▶ _Set problem_
Your task is to quote the material that follows, in full and exactly.

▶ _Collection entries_
* * *
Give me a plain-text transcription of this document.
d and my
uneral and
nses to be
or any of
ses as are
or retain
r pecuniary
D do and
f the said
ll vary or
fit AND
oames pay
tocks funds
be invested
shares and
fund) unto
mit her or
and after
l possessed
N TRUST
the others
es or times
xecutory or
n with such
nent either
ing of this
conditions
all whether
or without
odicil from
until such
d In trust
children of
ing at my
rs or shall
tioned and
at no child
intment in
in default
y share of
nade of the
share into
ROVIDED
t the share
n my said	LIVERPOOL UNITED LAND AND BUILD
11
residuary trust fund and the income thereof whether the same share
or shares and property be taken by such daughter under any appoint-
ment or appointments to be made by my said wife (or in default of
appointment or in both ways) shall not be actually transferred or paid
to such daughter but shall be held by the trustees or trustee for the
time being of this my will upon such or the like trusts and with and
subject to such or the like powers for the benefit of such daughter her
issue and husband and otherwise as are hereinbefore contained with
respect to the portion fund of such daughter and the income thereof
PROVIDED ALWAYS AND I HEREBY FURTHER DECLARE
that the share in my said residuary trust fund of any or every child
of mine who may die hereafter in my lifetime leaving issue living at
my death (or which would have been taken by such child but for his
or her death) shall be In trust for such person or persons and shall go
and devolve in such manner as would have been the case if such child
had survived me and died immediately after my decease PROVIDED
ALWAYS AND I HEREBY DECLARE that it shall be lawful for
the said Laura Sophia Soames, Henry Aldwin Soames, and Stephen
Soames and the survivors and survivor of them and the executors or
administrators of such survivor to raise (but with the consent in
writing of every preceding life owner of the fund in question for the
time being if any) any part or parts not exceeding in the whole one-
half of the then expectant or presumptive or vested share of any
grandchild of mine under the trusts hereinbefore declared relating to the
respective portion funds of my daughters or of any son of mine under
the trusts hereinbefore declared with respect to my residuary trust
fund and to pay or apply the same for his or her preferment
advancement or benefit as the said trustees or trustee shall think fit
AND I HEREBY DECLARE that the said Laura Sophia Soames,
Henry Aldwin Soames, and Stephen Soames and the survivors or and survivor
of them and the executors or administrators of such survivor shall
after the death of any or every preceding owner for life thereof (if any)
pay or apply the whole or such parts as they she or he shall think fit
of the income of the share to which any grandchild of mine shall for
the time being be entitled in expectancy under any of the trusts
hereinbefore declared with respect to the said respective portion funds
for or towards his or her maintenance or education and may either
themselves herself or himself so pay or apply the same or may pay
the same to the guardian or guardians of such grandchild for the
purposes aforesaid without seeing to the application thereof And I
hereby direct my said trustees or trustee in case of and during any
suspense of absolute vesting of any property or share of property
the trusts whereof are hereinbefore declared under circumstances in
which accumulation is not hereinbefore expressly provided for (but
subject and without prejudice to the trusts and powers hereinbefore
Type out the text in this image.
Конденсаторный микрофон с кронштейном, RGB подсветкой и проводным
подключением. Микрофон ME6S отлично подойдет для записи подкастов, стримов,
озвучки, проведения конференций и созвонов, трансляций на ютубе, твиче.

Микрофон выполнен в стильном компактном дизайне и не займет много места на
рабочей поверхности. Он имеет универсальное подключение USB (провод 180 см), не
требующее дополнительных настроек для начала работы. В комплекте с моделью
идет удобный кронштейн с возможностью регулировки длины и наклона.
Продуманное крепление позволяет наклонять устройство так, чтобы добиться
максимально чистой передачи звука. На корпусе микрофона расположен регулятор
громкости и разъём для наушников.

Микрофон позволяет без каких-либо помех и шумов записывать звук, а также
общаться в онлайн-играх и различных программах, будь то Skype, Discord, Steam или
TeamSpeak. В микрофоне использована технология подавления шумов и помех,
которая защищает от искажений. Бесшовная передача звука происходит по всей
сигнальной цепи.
* * *
▶ _Solution to the exercise_
Give me a plain-text transcription of this document.
d and my
uneral and
nses to be
or any of
ses as are
or retain
r pecuniary
D do and
f the said
ll vary or
fit AND
oames pay
tocks funds
be invested
shares and
fund) unto
mit her or
and after
l possessed
N TRUST
the others
es or times
xecutory or
n with such
nent either
ing of this
conditions
all whether
or without
odicil from
until such
d In trust
children of
ing at my
rs or shall
tioned and
at no child
intment in
in default
y share of
nade of the
share into
ROVIDED
t the share
n my said	LIVERPOOL UNITED LAND AND BUILD
11
residuary trust fund and the income thereof whether the same share
or shares and property be taken by such daughter under any appoint-
ment or appointments to be made by my said wife (or in default of
appointment or in both ways) shall not be actually transferred or paid
to such daughter but shall be held by the trustees or trustee for the
time being of this my will upon such or the like trusts and with and
subject to such or the like powers for the benefit of such daughter her
issue and husband and otherwise as are hereinbefore contained with
respect to the portion fund of such daughter and the income thereof
PROVIDED ALWAYS AND I HEREBY FURTHER DECLARE
that the share in my said residuary trust fund of any or every child
of mine who may die hereafter in my lifetime leaving issue living at
my death (or which would have been taken by such child but for his
or her death) shall be In trust for such person or persons and shall go
and devolve in such manner as would have been the case if such child
had survived me and died immediately after my decease PROVIDED
ALWAYS AND I HEREBY DECLARE that it shall be lawful for
the said Laura Sophia Soames, Henry Aldwin Soames, and Stephen
Soames and the survivors and survivor of them and the executors or
administrators of such survivor to raise (but with the consent in
writing of every preceding life owner of the fund in question for the
time being if any) any part or parts not exceeding in the whole one-
half of the then expectant or presumptive or vested share of any
grandchild of mine under the trusts hereinbefore declared relating to the
respective portion funds of my daughters or of any son of mine under
the trusts hereinbefore declared with respect to my residuary trust
fund and to pay or apply the same for his or her preferment
advancement or benefit as the said trustees or trustee shall think fit
AND I HEREBY DECLARE that the said Laura Sophia Soames,
Henry Aldwin Soames, and Stephen Soames and the survivors or and survivor
of them and the executors or administrators of such survivor shall
after the death of any or every preceding owner for life thereof (if any)
pay or apply the whole or such parts as they she or he shall think fit
of the income of the share to which any grandchild of mine shall for
the time being be entitled in expectancy under any of the trusts
hereinbefore declared with respect to the said respective portion funds
for or towards his or her maintenance or education and may either
themselves herself or himself so pay or apply the same or may pay
the same to the guardian or guardians of such grandchild for the
purposes aforesaid without seeing to the application thereof And I
hereby direct my said trustees or trustee in case of and during any
suspense of absolute vesting of any property or share of property
the trusts whereof are hereinbefore declared under circumstances in
which accumulation is not hereinbefore expressly provided for (but
subject and without prejudice to the trusts and powers hereinbefore
Type out the text in this image.
Конденсаторный микрофон с кронштейном, RGB подсветкой и проводным
подключением. Микрофон ME6S отлично подойдет для записи подкастов, стримов,
озвучки, проведения конференций и созвонов, трансляций на ютубе, твиче.

Микрофон выполнен в стильном компактном дизайне и не займет много места на
рабочей поверхности. Он имеет универсальное подключение USB (провод 180 см), не
требующее дополнительных настроек для начала работы. В комплекте с моделью
идет удобный кронштейн с возможностью регулировки длины и наклона.
Продуманное крепление позволяет наклонять устройство так, чтобы добиться
максимально чистой передачи звука. На корпусе микрофона расположен регулятор
громкости и разъём для наушников.

Микрофон позволяет без каких-либо помех и шумов записывать звук, а также
общаться в онлайн-играх и различных программах, будь то Skype, Discord, Steam или
TeamSpeak. В микрофоне использована технология подавления шумов и помех,
которая защищает от искажений. Бесшовная передача звука происходит по всей
сигнальной цепи.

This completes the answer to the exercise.